== Segment start ==
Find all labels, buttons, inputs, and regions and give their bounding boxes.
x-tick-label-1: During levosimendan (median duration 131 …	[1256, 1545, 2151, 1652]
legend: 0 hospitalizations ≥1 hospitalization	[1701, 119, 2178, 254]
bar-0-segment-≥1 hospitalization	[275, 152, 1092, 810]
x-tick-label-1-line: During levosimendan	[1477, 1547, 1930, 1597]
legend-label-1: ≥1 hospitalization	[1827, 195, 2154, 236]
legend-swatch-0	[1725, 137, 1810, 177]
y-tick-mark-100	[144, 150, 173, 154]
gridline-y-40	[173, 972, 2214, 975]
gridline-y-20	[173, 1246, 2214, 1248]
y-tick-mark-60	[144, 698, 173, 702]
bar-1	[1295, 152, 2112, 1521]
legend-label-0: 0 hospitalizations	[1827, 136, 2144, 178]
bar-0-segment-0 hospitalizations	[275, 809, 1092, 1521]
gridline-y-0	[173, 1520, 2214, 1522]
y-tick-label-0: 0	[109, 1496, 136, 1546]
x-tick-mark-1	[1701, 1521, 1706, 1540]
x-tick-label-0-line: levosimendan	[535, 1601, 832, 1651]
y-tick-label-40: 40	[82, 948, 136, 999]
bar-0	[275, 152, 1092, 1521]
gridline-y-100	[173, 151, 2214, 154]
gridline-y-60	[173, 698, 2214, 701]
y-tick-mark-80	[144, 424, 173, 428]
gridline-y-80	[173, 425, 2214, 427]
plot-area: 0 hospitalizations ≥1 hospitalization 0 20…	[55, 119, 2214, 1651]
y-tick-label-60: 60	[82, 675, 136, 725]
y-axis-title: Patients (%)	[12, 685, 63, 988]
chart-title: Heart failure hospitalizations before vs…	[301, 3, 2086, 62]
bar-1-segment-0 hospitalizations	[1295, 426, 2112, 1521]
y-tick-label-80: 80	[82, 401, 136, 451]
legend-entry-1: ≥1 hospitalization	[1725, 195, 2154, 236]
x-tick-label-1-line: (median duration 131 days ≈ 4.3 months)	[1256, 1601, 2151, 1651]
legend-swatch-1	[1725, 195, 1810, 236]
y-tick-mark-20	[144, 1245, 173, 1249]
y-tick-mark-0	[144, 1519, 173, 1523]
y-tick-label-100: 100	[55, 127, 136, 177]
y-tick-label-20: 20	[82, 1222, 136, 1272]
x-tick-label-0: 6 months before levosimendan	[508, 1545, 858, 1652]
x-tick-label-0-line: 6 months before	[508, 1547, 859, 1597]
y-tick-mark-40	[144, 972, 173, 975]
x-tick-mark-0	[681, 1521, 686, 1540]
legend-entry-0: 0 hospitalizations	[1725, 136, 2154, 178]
== Segment end ==
● **Exercise directions**: The records above must be printed again in full, exactly as written.

● **Result for this task**:
Find all labels, buttons, inputs, and regions and give their bounding boxes.
x-tick-label-1: During levosimendan (median duration 131 …	[1256, 1545, 2151, 1652]
legend: 0 hospitalizations ≥1 hospitalization	[1701, 119, 2178, 254]
bar-0-segment-≥1 hospitalization	[275, 152, 1092, 810]
x-tick-label-1-line: During levosimendan	[1477, 1547, 1930, 1597]
legend-label-1: ≥1 hospitalization	[1827, 195, 2154, 236]
legend-swatch-0	[1725, 137, 1810, 177]
y-tick-mark-100	[144, 150, 173, 154]
gridline-y-40	[173, 972, 2214, 975]
gridline-y-20	[173, 1246, 2214, 1248]
y-tick-mark-60	[144, 698, 173, 702]
bar-1	[1295, 152, 2112, 1521]
legend-label-0: 0 hospitalizations	[1827, 136, 2144, 178]
bar-0-segment-0 hospitalizations	[275, 809, 1092, 1521]
gridline-y-0	[173, 1520, 2214, 1522]
y-tick-label-0: 0	[109, 1496, 136, 1546]
x-tick-mark-1	[1701, 1521, 1706, 1540]
x-tick-label-0-line: levosimendan	[535, 1601, 832, 1651]
y-tick-label-40: 40	[82, 948, 136, 999]
bar-0	[275, 152, 1092, 1521]
gridline-y-100	[173, 151, 2214, 154]
gridline-y-60	[173, 698, 2214, 701]
y-tick-mark-80	[144, 424, 173, 428]
gridline-y-80	[173, 425, 2214, 427]
plot-area: 0 hospitalizations ≥1 hospitalization 0 20…	[55, 119, 2214, 1651]
y-tick-label-60: 60	[82, 675, 136, 725]
y-axis-title: Patients (%)	[12, 685, 63, 988]
chart-title: Heart failure hospitalizations before vs…	[301, 3, 2086, 62]
bar-1-segment-0 hospitalizations	[1295, 426, 2112, 1521]
y-tick-label-80: 80	[82, 401, 136, 451]
legend-entry-1: ≥1 hospitalization	[1725, 195, 2154, 236]
x-tick-label-1-line: (median duration 131 days ≈ 4.3 months)	[1256, 1601, 2151, 1651]
legend-swatch-1	[1725, 195, 1810, 236]
y-tick-mark-20	[144, 1245, 173, 1249]
y-tick-mark-0	[144, 1519, 173, 1523]
y-tick-label-100: 100	[55, 127, 136, 177]
y-tick-label-20: 20	[82, 1222, 136, 1272]
x-tick-label-0: 6 months before levosimendan	[508, 1545, 858, 1652]
x-tick-label-0-line: 6 months before	[508, 1547, 859, 1597]
y-tick-mark-40	[144, 972, 173, 975]
x-tick-mark-0	[681, 1521, 686, 1540]
legend-entry-0: 0 hospitalizations	[1725, 136, 2154, 178]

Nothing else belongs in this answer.